## Problem description
Filter the listing and keep only the lines with the word "Educación".

## Records for the exercise
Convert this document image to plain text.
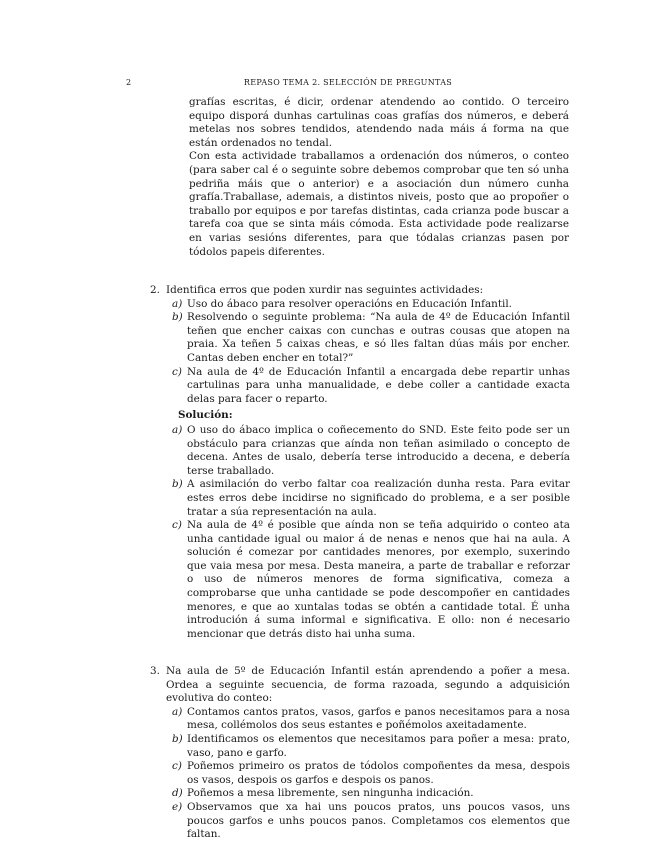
2	REPASO TEMA 2. SELECCIÓN DE PREGUNTAS

grafías escritas, é dicir, ordenar atendendo ao contido. O terceiro equipo disporá dunhas cartulinas coas grafías dos números, e deberá metelas nos sobres tendidos, atendendo nada máis á forma na que están ordenados no tendal.

Con esta actividade traballamos a ordenación dos números, o conteo (para saber cal é o seguinte sobre debemos comprobar que ten só unha pedriña máis que o anterior) e a asociación dun número cunha grafía.Traballase, ademais, a distintos niveis, posto que ao propoñer o traballo por equipos e por tarefas distintas, cada crianza pode buscar a tarefa coa que se sinta máis cómoda. Esta actividade pode realizarse en varias sesións diferentes, para que tódalas crianzas pasen por tódolos papeis diferentes.

2. Identifica erros que poden xurdir nas seguintes actividades:
a) Uso do ábaco para resolver operacións en Educación Infantil.
b) Resolvendo o seguinte problema: “Na aula de 4º de Educación Infantil teñen que encher caixas con cunchas e outras cousas que atopen na praia. Xa teñen 5 caixas cheas, e só lles faltan dúas máis por encher. Cantas deben encher en total?”
c) Na aula de 4º de Educación Infantil a encargada debe repartir unhas cartulinas para unha manualidade, e debe coller a cantidade exacta delas para facer o reparto.
Solución:
a) O uso do ábaco implica o coñecemento do SND. Este feito pode ser un obstáculo para crianzas que aínda non teñan asimilado o concepto de decena. Antes de usalo, debería terse introducido a decena, e debería terse traballado.
b) A asimilación do verbo faltar coa realización dunha resta. Para evitar estes erros debe incidirse no significado do problema, e a ser posible tratar a súa representación na aula.
c) Na aula de 4º é posible que aínda non se teña adquirido o conteo ata unha cantidade igual ou maior á de nenas e nenos que hai na aula. A solución é comezar por cantidades menores, por exemplo, suxerindo que vaia mesa por mesa. Desta maneira, a parte de traballar e reforzar o uso de números menores de forma significativa, comeza a comprobarse que unha cantidade se pode descompoñer en cantidades menores, e que ao xuntalas todas se obtén a cantidade total. É unha introdución á suma informal e significativa. E ollo: non é necesario mencionar que detrás disto hai unha suma.
3. Na aula de 5º de Educación Infantil están aprendendo a poñer a mesa. Ordea a seguinte secuencia, de forma razoada, segundo a adquisición evolutiva do conteo:
a) Contamos cantos pratos, vasos, garfos e panos necesitamos para a nosa mesa, collémolos dos seus estantes e poñémolos axeitadamente.
b) Identificamos os elementos que necesitamos para poñer a mesa: prato, vaso, pano e garfo.
c) Poñemos primeiro os pratos de tódolos compoñentes da mesa, despois os vasos, despois os garfos e despois os panos.
d) Poñemos a mesa libremente, sen ningunha indicación.
e) Observamos que xa hai uns poucos pratos, uns poucos vasos, uns poucos garfos e unhs poucos panos. Completamos cos elementos que faltan.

## Full answer
a) Uso do ábaco para resolver operacións en Educación Infantil.
b) Resolvendo o seguinte problema: “Na aula de 4º de Educación Infantil teñen que encher caixas con cunchas e outras cousas que atopen na praia. Xa teñen 5 caixas cheas, e só lles faltan dúas máis por encher. Cantas deben encher en total?”
c) Na aula de 4º de Educación Infantil a encargada debe repartir unhas cartulinas para unha manualidade, e debe coller a cantidade exacta delas para facer o reparto.
3. Na aula de 5º de Educación Infantil están aprendendo a poñer a mesa. Ordea a seguinte secuencia, de forma razoada, segundo a adquisición evolutiva do conteo:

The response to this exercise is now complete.